## start Records shown
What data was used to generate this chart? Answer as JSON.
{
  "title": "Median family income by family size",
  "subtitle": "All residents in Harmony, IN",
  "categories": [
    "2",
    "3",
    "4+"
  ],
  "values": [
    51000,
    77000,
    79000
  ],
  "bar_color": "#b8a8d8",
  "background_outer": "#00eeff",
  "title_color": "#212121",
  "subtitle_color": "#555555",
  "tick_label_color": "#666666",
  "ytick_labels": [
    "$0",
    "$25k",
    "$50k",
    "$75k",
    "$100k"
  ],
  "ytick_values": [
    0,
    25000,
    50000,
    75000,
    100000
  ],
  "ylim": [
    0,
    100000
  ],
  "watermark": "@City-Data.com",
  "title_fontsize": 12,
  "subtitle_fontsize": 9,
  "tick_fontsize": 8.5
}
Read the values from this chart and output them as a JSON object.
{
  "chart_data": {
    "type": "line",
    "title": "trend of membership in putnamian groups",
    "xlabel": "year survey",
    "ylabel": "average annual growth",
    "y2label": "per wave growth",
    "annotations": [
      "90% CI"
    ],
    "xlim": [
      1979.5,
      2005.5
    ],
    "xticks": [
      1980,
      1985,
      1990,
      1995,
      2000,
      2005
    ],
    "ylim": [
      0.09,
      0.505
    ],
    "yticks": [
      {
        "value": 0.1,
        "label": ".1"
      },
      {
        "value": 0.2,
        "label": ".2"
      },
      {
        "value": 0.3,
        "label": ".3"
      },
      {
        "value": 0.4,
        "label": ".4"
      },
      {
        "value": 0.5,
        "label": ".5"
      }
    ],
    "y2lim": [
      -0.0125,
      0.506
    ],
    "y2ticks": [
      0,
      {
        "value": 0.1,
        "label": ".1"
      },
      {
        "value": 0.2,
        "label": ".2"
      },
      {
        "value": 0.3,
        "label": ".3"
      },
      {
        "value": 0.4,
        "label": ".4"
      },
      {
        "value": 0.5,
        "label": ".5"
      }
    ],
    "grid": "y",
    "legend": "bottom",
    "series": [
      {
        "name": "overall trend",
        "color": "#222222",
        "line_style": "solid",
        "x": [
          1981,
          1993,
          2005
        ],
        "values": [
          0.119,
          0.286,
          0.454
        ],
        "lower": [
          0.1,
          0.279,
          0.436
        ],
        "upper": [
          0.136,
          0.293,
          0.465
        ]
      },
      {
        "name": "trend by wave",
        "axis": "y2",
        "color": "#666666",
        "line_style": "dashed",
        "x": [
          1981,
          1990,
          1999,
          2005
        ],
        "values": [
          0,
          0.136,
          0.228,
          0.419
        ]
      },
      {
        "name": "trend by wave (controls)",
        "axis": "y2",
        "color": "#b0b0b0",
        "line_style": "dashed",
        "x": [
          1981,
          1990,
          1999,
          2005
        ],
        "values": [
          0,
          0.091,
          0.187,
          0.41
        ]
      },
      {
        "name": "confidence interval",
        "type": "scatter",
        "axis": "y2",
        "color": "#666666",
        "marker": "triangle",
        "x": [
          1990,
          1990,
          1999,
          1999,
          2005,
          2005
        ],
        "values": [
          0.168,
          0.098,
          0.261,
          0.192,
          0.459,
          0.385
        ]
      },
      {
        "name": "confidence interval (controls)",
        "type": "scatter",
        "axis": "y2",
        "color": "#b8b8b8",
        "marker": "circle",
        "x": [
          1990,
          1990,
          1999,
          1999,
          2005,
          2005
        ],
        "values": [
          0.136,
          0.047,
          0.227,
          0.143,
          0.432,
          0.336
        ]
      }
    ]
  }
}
## end Records shown
Directive - Send back every record, precisely as written.

Response to this exercise -
What data was used to generate this chart? Answer as JSON.
{
  "title": "Median family income by family size",
  "subtitle": "All residents in Harmony, IN",
  "categories": [
    "2",
    "3",
    "4+"
  ],
  "values": [
    51000,
    77000,
    79000
  ],
  "bar_color": "#b8a8d8",
  "background_outer": "#00eeff",
  "title_color": "#212121",
  "subtitle_color": "#555555",
  "tick_label_color": "#666666",
  "ytick_labels": [
    "$0",
    "$25k",
    "$50k",
    "$75k",
    "$100k"
  ],
  "ytick_values": [
    0,
    25000,
    50000,
    75000,
    100000
  ],
  "ylim": [
    0,
    100000
  ],
  "watermark": "@City-Data.com",
  "title_fontsize": 12,
  "subtitle_fontsize": 9,
  "tick_fontsize": 8.5
}
Read the values from this chart and output them as a JSON object.
{
  "chart_data": {
    "type": "line",
    "title": "trend of membership in putnamian groups",
    "xlabel": "year survey",
    "ylabel": "average annual growth",
    "y2label": "per wave growth",
    "annotations": [
      "90% CI"
    ],
    "xlim": [
      1979.5,
      2005.5
    ],
    "xticks": [
      1980,
      1985,
      1990,
      1995,
      2000,
      2005
    ],
    "ylim": [
      0.09,
      0.505
    ],
    "yticks": [
      {
        "value": 0.1,
        "label": ".1"
      },
      {
        "value": 0.2,
        "label": ".2"
      },
      {
        "value": 0.3,
        "label": ".3"
      },
      {
        "value": 0.4,
        "label": ".4"
      },
      {
        "value": 0.5,
        "label": ".5"
      }
    ],
    "y2lim": [
      -0.0125,
      0.506
    ],
    "y2ticks": [
      0,
      {
        "value": 0.1,
        "label": ".1"
      },
      {
        "value": 0.2,
        "label": ".2"
      },
      {
        "value": 0.3,
        "label": ".3"
      },
      {
        "value": 0.4,
        "label": ".4"
      },
      {
        "value": 0.5,
        "label": ".5"
      }
    ],
    "grid": "y",
    "legend": "bottom",
    "series": [
      {
        "name": "overall trend",
        "color": "#222222",
        "line_style": "solid",
        "x": [
          1981,
          1993,
          2005
        ],
        "values": [
          0.119,
          0.286,
          0.454
        ],
        "lower": [
          0.1,
          0.279,
          0.436
        ],
        "upper": [
          0.136,
          0.293,
          0.465
        ]
      },
      {
        "name": "trend by wave",
        "axis": "y2",
        "color": "#666666",
        "line_style": "dashed",
        "x": [
          1981,
          1990,
          1999,
          2005
        ],
        "values": [
          0,
          0.136,
          0.228,
          0.419
        ]
      },
      {
        "name": "trend by wave (controls)",
        "axis": "y2",
        "color": "#b0b0b0",
        "line_style": "dashed",
        "x": [
          1981,
          1990,
          1999,
          2005
        ],
        "values": [
          0,
          0.091,
          0.187,
          0.41
        ]
      },
      {
        "name": "confidence interval",
        "type": "scatter",
        "axis": "y2",
        "color": "#666666",
        "marker": "triangle",
        "x": [
          1990,
          1990,
          1999,
          1999,
          2005,
          2005
        ],
        "values": [
          0.168,
          0.098,
          0.261,
          0.192,
          0.459,
          0.385
        ]
      },
      {
        "name": "confidence interval (controls)",
        "type": "scatter",
        "axis": "y2",
        "color": "#b8b8b8",
        "marker": "circle",
        "x": [
          1990,
          1990,
          1999,
          1999,
          2005,
          2005
        ],
        "values": [
          0.136,
          0.047,
          0.227,
          0.143,
          0.432,
          0.336
        ]
      }
    ]
  }
}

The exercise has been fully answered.